-- start PROVIDED RECORDS --

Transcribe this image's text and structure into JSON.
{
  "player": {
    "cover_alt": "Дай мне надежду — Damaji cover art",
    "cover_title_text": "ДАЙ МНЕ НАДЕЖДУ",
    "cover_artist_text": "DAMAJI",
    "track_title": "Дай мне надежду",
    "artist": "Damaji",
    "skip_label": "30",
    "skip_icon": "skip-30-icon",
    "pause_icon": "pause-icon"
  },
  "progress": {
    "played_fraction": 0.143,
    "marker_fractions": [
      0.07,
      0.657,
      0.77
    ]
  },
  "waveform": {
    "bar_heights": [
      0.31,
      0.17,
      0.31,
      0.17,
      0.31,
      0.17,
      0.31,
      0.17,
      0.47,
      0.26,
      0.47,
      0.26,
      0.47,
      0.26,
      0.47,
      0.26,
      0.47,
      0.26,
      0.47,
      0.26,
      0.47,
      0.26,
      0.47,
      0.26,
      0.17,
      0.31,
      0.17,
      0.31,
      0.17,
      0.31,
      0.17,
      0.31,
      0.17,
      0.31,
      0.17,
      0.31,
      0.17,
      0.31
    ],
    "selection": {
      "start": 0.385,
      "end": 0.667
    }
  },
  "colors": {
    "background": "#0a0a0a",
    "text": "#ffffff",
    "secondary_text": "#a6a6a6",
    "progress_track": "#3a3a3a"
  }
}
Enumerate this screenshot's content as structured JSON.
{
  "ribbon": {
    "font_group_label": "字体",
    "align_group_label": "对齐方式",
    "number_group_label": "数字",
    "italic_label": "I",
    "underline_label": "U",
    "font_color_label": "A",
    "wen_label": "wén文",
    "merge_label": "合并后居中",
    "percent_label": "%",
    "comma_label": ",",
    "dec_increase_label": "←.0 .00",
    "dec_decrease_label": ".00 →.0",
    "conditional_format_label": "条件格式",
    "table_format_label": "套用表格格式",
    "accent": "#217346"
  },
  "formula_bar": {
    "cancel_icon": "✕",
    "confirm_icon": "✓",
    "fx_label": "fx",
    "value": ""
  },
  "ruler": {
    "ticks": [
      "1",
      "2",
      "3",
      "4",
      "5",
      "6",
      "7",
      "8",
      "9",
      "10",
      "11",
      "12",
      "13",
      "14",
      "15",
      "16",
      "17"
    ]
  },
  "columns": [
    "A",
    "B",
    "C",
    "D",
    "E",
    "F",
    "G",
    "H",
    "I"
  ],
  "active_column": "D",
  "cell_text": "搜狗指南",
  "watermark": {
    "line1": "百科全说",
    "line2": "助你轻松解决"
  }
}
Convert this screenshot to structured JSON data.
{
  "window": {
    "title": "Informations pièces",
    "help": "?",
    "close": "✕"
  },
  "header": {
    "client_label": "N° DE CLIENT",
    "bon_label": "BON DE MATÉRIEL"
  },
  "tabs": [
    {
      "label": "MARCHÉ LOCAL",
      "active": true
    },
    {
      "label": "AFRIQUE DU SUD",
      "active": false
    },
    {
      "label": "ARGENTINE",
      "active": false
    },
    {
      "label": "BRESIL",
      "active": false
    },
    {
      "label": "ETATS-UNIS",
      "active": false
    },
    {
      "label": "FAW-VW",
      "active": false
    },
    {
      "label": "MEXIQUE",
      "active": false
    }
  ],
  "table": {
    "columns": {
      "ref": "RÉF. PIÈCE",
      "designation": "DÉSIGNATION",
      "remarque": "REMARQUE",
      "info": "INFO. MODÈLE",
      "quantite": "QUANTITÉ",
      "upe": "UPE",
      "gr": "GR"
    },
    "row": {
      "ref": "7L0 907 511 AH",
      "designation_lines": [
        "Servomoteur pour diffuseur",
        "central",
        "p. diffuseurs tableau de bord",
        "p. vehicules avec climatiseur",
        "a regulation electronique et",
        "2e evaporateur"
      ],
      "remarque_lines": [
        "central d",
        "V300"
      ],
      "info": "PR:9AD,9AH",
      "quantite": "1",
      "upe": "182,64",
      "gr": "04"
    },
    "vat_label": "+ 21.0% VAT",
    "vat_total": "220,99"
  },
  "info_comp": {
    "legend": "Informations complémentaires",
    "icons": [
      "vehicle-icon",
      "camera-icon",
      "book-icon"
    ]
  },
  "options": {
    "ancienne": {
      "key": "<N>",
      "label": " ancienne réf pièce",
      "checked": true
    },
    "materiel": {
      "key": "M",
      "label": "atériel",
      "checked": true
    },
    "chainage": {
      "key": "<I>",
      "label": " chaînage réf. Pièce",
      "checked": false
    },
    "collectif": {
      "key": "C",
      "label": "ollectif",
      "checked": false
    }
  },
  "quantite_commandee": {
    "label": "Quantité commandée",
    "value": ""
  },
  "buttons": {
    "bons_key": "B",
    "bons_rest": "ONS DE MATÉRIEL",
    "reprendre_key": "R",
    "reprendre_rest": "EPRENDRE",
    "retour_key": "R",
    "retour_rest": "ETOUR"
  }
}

-- end PROVIDED RECORDS --

- SET EXERCISE -
Each record above must be given again exactly.

- ANSWER TO THE EXERCISE -
Transcribe this image's text and structure into JSON.
{
  "player": {
    "cover_alt": "Дай мне надежду — Damaji cover art",
    "cover_title_text": "ДАЙ МНЕ НАДЕЖДУ",
    "cover_artist_text": "DAMAJI",
    "track_title": "Дай мне надежду",
    "artist": "Damaji",
    "skip_label": "30",
    "skip_icon": "skip-30-icon",
    "pause_icon": "pause-icon"
  },
  "progress": {
    "played_fraction": 0.143,
    "marker_fractions": [
      0.07,
      0.657,
      0.77
    ]
  },
  "waveform": {
    "bar_heights": [
      0.31,
      0.17,
      0.31,
      0.17,
      0.31,
      0.17,
      0.31,
      0.17,
      0.47,
      0.26,
      0.47,
      0.26,
      0.47,
      0.26,
      0.47,
      0.26,
      0.47,
      0.26,
      0.47,
      0.26,
      0.47,
      0.26,
      0.47,
      0.26,
      0.17,
      0.31,
      0.17,
      0.31,
      0.17,
      0.31,
      0.17,
      0.31,
      0.17,
      0.31,
      0.17,
      0.31,
      0.17,
      0.31
    ],
    "selection": {
      "start": 0.385,
      "end": 0.667
    }
  },
  "colors": {
    "background": "#0a0a0a",
    "text": "#ffffff",
    "secondary_text": "#a6a6a6",
    "progress_track": "#3a3a3a"
  }
}
Enumerate this screenshot's content as structured JSON.
{
  "ribbon": {
    "font_group_label": "字体",
    "align_group_label": "对齐方式",
    "number_group_label": "数字",
    "italic_label": "I",
    "underline_label": "U",
    "font_color_label": "A",
    "wen_label": "wén文",
    "merge_label": "合并后居中",
    "percent_label": "%",
    "comma_label": ",",
    "dec_increase_label": "←.0 .00",
    "dec_decrease_label": ".00 →.0",
    "conditional_format_label": "条件格式",
    "table_format_label": "套用表格格式",
    "accent": "#217346"
  },
  "formula_bar": {
    "cancel_icon": "✕",
    "confirm_icon": "✓",
    "fx_label": "fx",
    "value": ""
  },
  "ruler": {
    "ticks": [
      "1",
      "2",
      "3",
      "4",
      "5",
      "6",
      "7",
      "8",
      "9",
      "10",
      "11",
      "12",
      "13",
      "14",
      "15",
      "16",
      "17"
    ]
  },
  "columns": [
    "A",
    "B",
    "C",
    "D",
    "E",
    "F",
    "G",
    "H",
    "I"
  ],
  "active_column": "D",
  "cell_text": "搜狗指南",
  "watermark": {
    "line1": "百科全说",
    "line2": "助你轻松解决"
  }
}
Convert this screenshot to structured JSON data.
{
  "window": {
    "title": "Informations pièces",
    "help": "?",
    "close": "✕"
  },
  "header": {
    "client_label": "N° DE CLIENT",
    "bon_label": "BON DE MATÉRIEL"
  },
  "tabs": [
    {
      "label": "MARCHÉ LOCAL",
      "active": true
    },
    {
      "label": "AFRIQUE DU SUD",
      "active": false
    },
    {
      "label": "ARGENTINE",
      "active": false
    },
    {
      "label": "BRESIL",
      "active": false
    },
    {
      "label": "ETATS-UNIS",
      "active": false
    },
    {
      "label": "FAW-VW",
      "active": false
    },
    {
      "label": "MEXIQUE",
      "active": false
    }
  ],
  "table": {
    "columns": {
      "ref": "RÉF. PIÈCE",
      "designation": "DÉSIGNATION",
      "remarque": "REMARQUE",
      "info": "INFO. MODÈLE",
      "quantite": "QUANTITÉ",
      "upe": "UPE",
      "gr": "GR"
    },
    "row": {
      "ref": "7L0 907 511 AH",
      "designation_lines": [
        "Servomoteur pour diffuseur",
        "central",
        "p. diffuseurs tableau de bord",
        "p. vehicules avec climatiseur",
        "a regulation electronique et",
        "2e evaporateur"
      ],
      "remarque_lines": [
        "central d",
        "V300"
      ],
      "info": "PR:9AD,9AH",
      "quantite": "1",
      "upe": "182,64",
      "gr": "04"
    },
    "vat_label": "+ 21.0% VAT",
    "vat_total": "220,99"
  },
  "info_comp": {
    "legend": "Informations complémentaires",
    "icons": [
      "vehicle-icon",
      "camera-icon",
      "book-icon"
    ]
  },
  "options": {
    "ancienne": {
      "key": "<N>",
      "label": " ancienne réf pièce",
      "checked": true
    },
    "materiel": {
      "key": "M",
      "label": "atériel",
      "checked": true
    },
    "chainage": {
      "key": "<I>",
      "label": " chaînage réf. Pièce",
      "checked": false
    },
    "collectif": {
      "key": "C",
      "label": "ollectif",
      "checked": false
    }
  },
  "quantite_commandee": {
    "label": "Quantité commandée",
    "value": ""
  },
  "buttons": {
    "bons_key": "B",
    "bons_rest": "ONS DE MATÉRIEL",
    "reprendre_key": "R",
    "reprendre_rest": "EPRENDRE",
    "retour_key": "R",
    "retour_rest": "ETOUR"
  }
}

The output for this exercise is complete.